* _Written task_
Quote the listing below in full and exactly as written, but omit every picture.

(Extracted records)
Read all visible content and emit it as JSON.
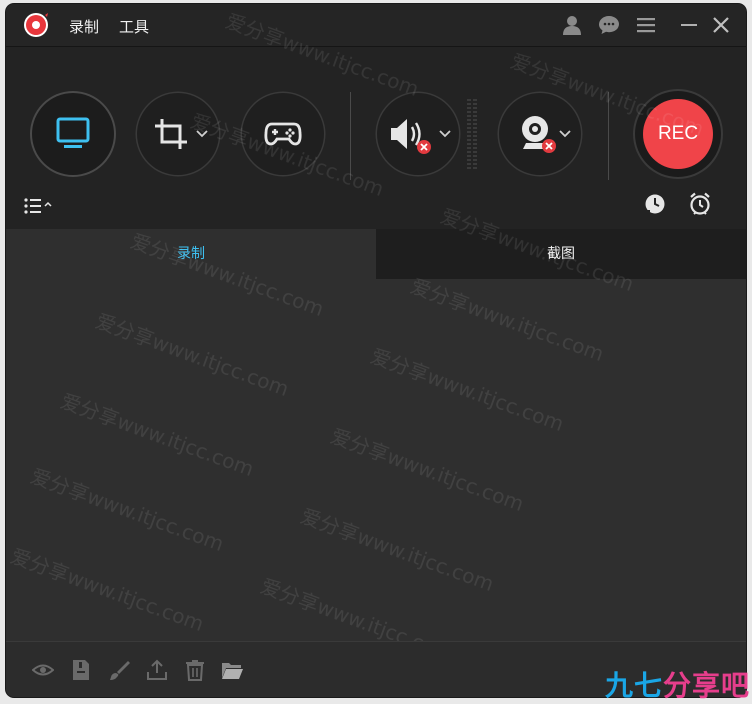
{
  "titlebar": {
    "menu": [
      "录制",
      "工具"
    ]
  },
  "toolbar": {
    "rec_label": "REC"
  },
  "tabs": [
    "录制",
    "截图"
  ],
  "watermark": "爱分享www.itjcc.com",
  "brand": {
    "part1": "九七",
    "part2": "分享吧"
  },
  "icons": {
    "logo": "record-logo-icon",
    "user": "user-icon",
    "feedback": "chat-bubble-icon",
    "menu": "hamburger-menu-icon",
    "minimize": "minimize-icon",
    "close": "close-icon",
    "screen": "monitor-icon",
    "region": "crop-icon",
    "game": "gamepad-icon",
    "system_audio": "speaker-icon",
    "webcam": "webcam-icon",
    "list": "list-icon",
    "schedule": "clock-icon",
    "alarm": "alarm-clock-icon",
    "preview": "eye-icon",
    "save": "save-file-icon",
    "edit": "brush-icon",
    "share": "upload-icon",
    "delete": "trash-icon",
    "folder": "folder-icon"
  },
  "colors": {
    "accent_blue": "#3ec0f0",
    "rec_red": "#f04449",
    "background": "#2f2f2f"
  }
}
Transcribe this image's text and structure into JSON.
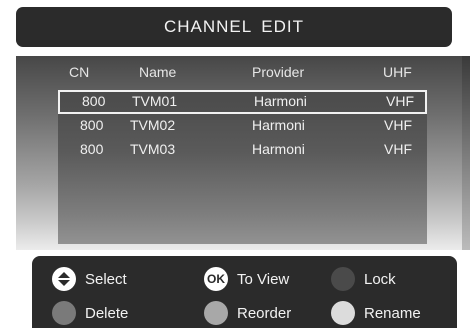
{
  "title": "CHANNEL  EDIT",
  "columns": {
    "cn": "CN",
    "name": "Name",
    "provider": "Provider",
    "band": "UHF"
  },
  "channels": [
    {
      "cn": "800",
      "name": "TVM01",
      "provider": "Harmoni",
      "band": "VHF",
      "selected": true
    },
    {
      "cn": "800",
      "name": "TVM02",
      "provider": "Harmoni",
      "band": "VHF",
      "selected": false
    },
    {
      "cn": "800",
      "name": "TVM03",
      "provider": "Harmoni",
      "band": "VHF",
      "selected": false
    }
  ],
  "footer": {
    "select": {
      "label": "Select",
      "icon": "up-down-arrow-icon",
      "color": "#ffffff"
    },
    "to_view": {
      "label": "To View",
      "icon_text": "OK",
      "icon": "ok-icon",
      "color": "#ffffff"
    },
    "lock": {
      "label": "Lock",
      "icon": "lock-button-icon",
      "color": "#4a4a4a"
    },
    "delete": {
      "label": "Delete",
      "icon": "delete-button-icon",
      "color": "#7a7a7a"
    },
    "reorder": {
      "label": "Reorder",
      "icon": "reorder-button-icon",
      "color": "#a8a8a8"
    },
    "rename": {
      "label": "Rename",
      "icon": "rename-button-icon",
      "color": "#dcdcdc"
    }
  }
}
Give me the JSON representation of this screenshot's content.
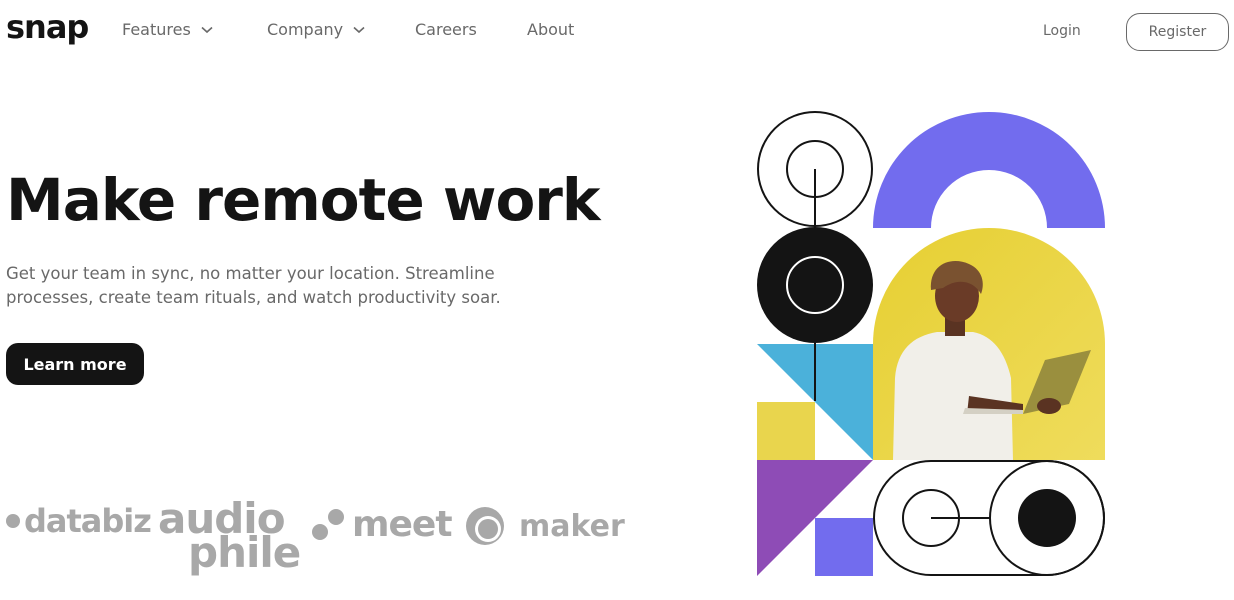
{
  "header": {
    "logo": "snap",
    "nav": [
      {
        "label": "Features",
        "has_dropdown": true
      },
      {
        "label": "Company",
        "has_dropdown": true
      },
      {
        "label": "Careers",
        "has_dropdown": false
      },
      {
        "label": "About",
        "has_dropdown": false
      }
    ],
    "login_label": "Login",
    "register_label": "Register"
  },
  "hero": {
    "title": "Make remote work",
    "description": "Get your team in sync, no matter your location. Streamline processes, create team rituals, and watch productivity soar.",
    "cta_label": "Learn more"
  },
  "clients": {
    "databiz": "databiz",
    "audiophile_line1": "audio",
    "audiophile_line2": "phile",
    "meet": "meet",
    "maker": "maker"
  },
  "colors": {
    "ink": "#141414",
    "muted": "#696969",
    "logo_gray": "#a8a8a8",
    "violet": "#726cee",
    "yellow": "#e9d54d",
    "sky": "#4bb1da",
    "purple": "#8e4cb6"
  }
}
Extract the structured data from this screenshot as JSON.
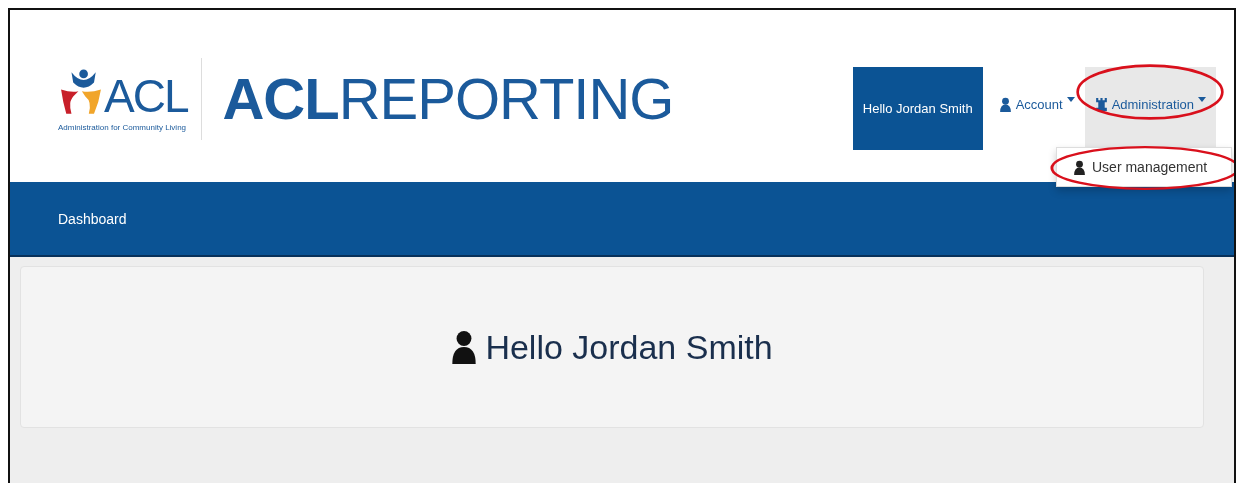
{
  "logo": {
    "mark": "ACL",
    "tagline": "Administration for Community Living"
  },
  "site_title": "**ACL**REPORTING",
  "greeting_button": "Hello Jordan Smith",
  "menus": [
    {
      "label": "Account",
      "kind": "account",
      "expanded": false,
      "highlighted": false
    },
    {
      "label": "Administration",
      "kind": "admin",
      "expanded": true,
      "highlighted": true,
      "items": [
        {
          "label": "User management",
          "highlighted": true
        }
      ]
    }
  ],
  "nav": [
    {
      "label": "Dashboard"
    }
  ],
  "welcome": "Hello Jordan Smith"
}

* _Correct answer_
Read all visible content and emit it as JSON.
{
  "titlebar": {
    "menu": [
      "录制",
      "工具"
    ]
  },
  "toolbar": {
    "rec_label": "REC"
  },
  "tabs": [
    "录制",
    "截图"
  ],
  "watermark": "爱分享www.itjcc.com",
  "brand": {
    "part1": "九七",
    "part2": "分享吧"
  },
  "icons": {
    "logo": "record-logo-icon",
    "user": "user-icon",
    "feedback": "chat-bubble-icon",
    "menu": "hamburger-menu-icon",
    "minimize": "minimize-icon",
    "close": "close-icon",
    "screen": "monitor-icon",
    "region": "crop-icon",
    "game": "gamepad-icon",
    "system_audio": "speaker-icon",
    "webcam": "webcam-icon",
    "list": "list-icon",
    "schedule": "clock-icon",
    "alarm": "alarm-clock-icon",
    "preview": "eye-icon",
    "save": "save-file-icon",
    "edit": "brush-icon",
    "share": "upload-icon",
    "delete": "trash-icon",
    "folder": "folder-icon"
  },
  "colors": {
    "accent_blue": "#3ec0f0",
    "rec_red": "#f04449",
    "background": "#2f2f2f"
  }
}
Transcribe this image's text and structure into JSON.
{
  "title": "CHANNEL  EDIT",
  "columns": {
    "cn": "CN",
    "name": "Name",
    "provider": "Provider",
    "band": "UHF"
  },
  "channels": [
    {
      "cn": "800",
      "name": "TVM01",
      "provider": "Harmoni",
      "band": "VHF",
      "selected": true
    },
    {
      "cn": "800",
      "name": "TVM02",
      "provider": "Harmoni",
      "band": "VHF",
      "selected": false
    },
    {
      "cn": "800",
      "name": "TVM03",
      "provider": "Harmoni",
      "band": "VHF",
      "selected": false
    }
  ],
  "footer": {
    "select": {
      "label": "Select",
      "icon": "up-down-arrow-icon",
      "color": "#ffffff"
    },
    "to_view": {
      "label": "To View",
      "icon_text": "OK",
      "icon": "ok-icon",
      "color": "#ffffff"
    },
    "lock": {
      "label": "Lock",
      "icon": "lock-button-icon",
      "color": "#4a4a4a"
    },
    "delete": {
      "label": "Delete",
      "icon": "delete-button-icon",
      "color": "#7a7a7a"
    },
    "reorder": {
      "label": "Reorder",
      "icon": "reorder-button-icon",
      "color": "#a8a8a8"
    },
    "rename": {
      "label": "Rename",
      "icon": "rename-button-icon",
      "color": "#dcdcdc"
    }
  }
}
Give me the JSON representation of this screenshot's content.
{
  "header": {
    "logo": "snap",
    "nav": [
      {
        "label": "Features",
        "has_dropdown": true
      },
      {
        "label": "Company",
        "has_dropdown": true
      },
      {
        "label": "Careers",
        "has_dropdown": false
      },
      {
        "label": "About",
        "has_dropdown": false
      }
    ],
    "login_label": "Login",
    "register_label": "Register"
  },
  "hero": {
    "title": "Make remote work",
    "description": "Get your team in sync, no matter your location. Streamline processes, create team rituals, and watch productivity soar.",
    "cta_label": "Learn more"
  },
  "clients": {
    "databiz": "databiz",
    "audiophile_line1": "audio",
    "audiophile_line2": "phile",
    "meet": "meet",
    "maker": "maker"
  },
  "colors": {
    "ink": "#141414",
    "muted": "#696969",
    "logo_gray": "#a8a8a8",
    "violet": "#726cee",
    "yellow": "#e9d54d",
    "sky": "#4bb1da",
    "purple": "#8e4cb6"
  }
}
Extract the structured data from this screenshot as JSON.
{
  "logo": {
    "mark": "ACL",
    "tagline": "Administration for Community Living"
  },
  "site_title": "**ACL**REPORTING",
  "greeting_button": "Hello Jordan Smith",
  "menus": [
    {
      "label": "Account",
      "kind": "account",
      "expanded": false,
      "highlighted": false
    },
    {
      "label": "Administration",
      "kind": "admin",
      "expanded": true,
      "highlighted": true,
      "items": [
        {
          "label": "User management",
          "highlighted": true
        }
      ]
    }
  ],
  "nav": [
    {
      "label": "Dashboard"
    }
  ],
  "welcome": "Hello Jordan Smith"
}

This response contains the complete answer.